>> Start

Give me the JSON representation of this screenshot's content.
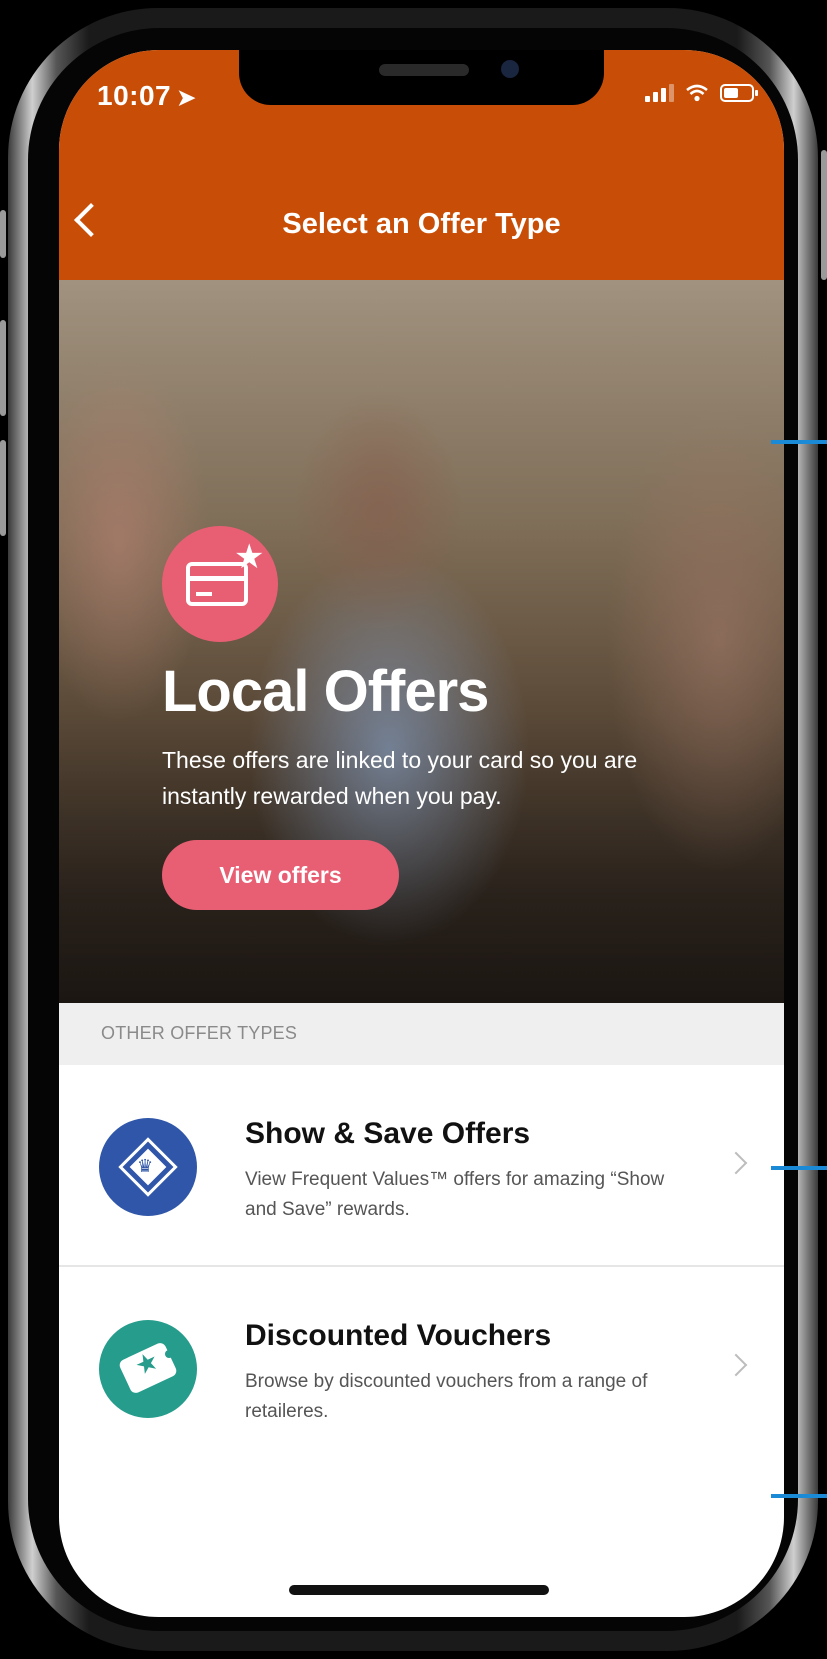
{
  "status_bar": {
    "time": "10:07",
    "location_arrow": "➤"
  },
  "header": {
    "back_icon": "chevron-left-icon",
    "title": "Select an Offer Type"
  },
  "hero": {
    "icon": "credit-card-star-icon",
    "title": "Local Offers",
    "description": "These offers are linked to your card so you are instantly rewarded when you pay.",
    "button_label": "View offers"
  },
  "section": {
    "header": "OTHER OFFER TYPES"
  },
  "offers": [
    {
      "icon": "crown-diamond-icon",
      "icon_color": "#2f56a8",
      "title": "Show & Save Offers",
      "description": "View Frequent Values™  offers for amazing “Show and Save” rewards."
    },
    {
      "icon": "star-tag-icon",
      "icon_color": "#269c8c",
      "title": "Discounted Vouchers",
      "description": "Browse by discounted vouchers from a range of retaileres."
    }
  ],
  "colors": {
    "header_bg": "#c84e07",
    "accent_pink": "#e85f74",
    "guide_blue": "#1a8ad6"
  }
}
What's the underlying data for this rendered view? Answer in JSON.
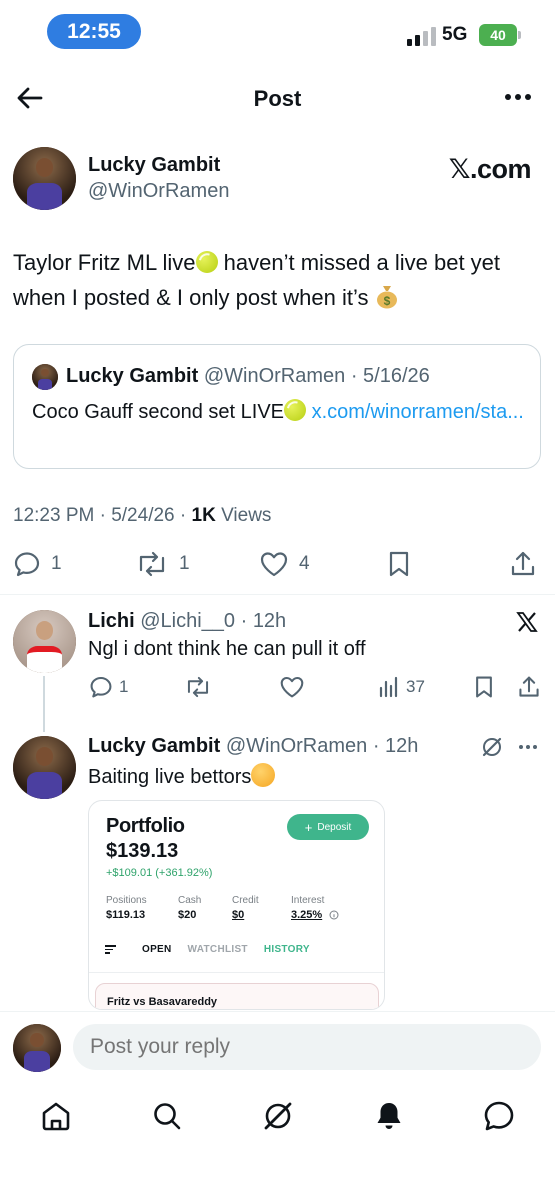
{
  "status_bar": {
    "time": "12:55",
    "network": "5G",
    "battery": "40"
  },
  "header": {
    "title": "Post"
  },
  "main_tweet": {
    "name": "Lucky Gambit",
    "handle": "@WinOrRamen",
    "source_mark": "𝕏.com",
    "text_part1": "Taylor Fritz ML live",
    "text_part2": " haven’t missed a live bet yet when I posted & I only post when it’s ",
    "quote": {
      "name": "Lucky Gambit",
      "meta": "@WinOrRamen · 5/16/26",
      "text": "Coco Gauff second set LIVE",
      "link": "x.com/winorramen/sta..."
    },
    "time": "12:23 PM · 5/24/26 · ",
    "views_count": "1K",
    "views_label": " Views",
    "replies": "1",
    "reposts": "1",
    "likes": "4"
  },
  "reply1": {
    "name": "Lichi",
    "meta": "@Lichi__0 · 12h",
    "text": "Ngl i dont think he can pull it off",
    "replies": "1",
    "views": "37"
  },
  "reply2": {
    "name": "Lucky Gambit",
    "meta": "@WinOrRamen · 12h",
    "text": "Baiting live bettors",
    "portfolio": {
      "title": "Portfolio",
      "value": "$139.13",
      "gain": "+$109.01 (+361.92%)",
      "deposit": "Deposit",
      "stats": [
        {
          "label": "Positions",
          "value": "$119.13"
        },
        {
          "label": "Cash",
          "value": "$20"
        },
        {
          "label": "Credit",
          "value": "$0"
        },
        {
          "label": "Interest",
          "value": "3.25%"
        }
      ],
      "tabs": [
        "OPEN",
        "WATCHLIST",
        "HISTORY"
      ],
      "card_title": "Fritz vs Basavareddy"
    }
  },
  "composer": {
    "placeholder": "Post your reply"
  },
  "colors": {
    "accent": "#1d9bf0",
    "secondary_text": "#536471",
    "time_pill": "#2f7de1",
    "battery": "#4caf50"
  }
}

>> End

Search the data for the string "this" and copy each line where it appears.

Give me the JSON representation of this screenshot's content.
What's the underlying data for this rendered view? Answer in JSON.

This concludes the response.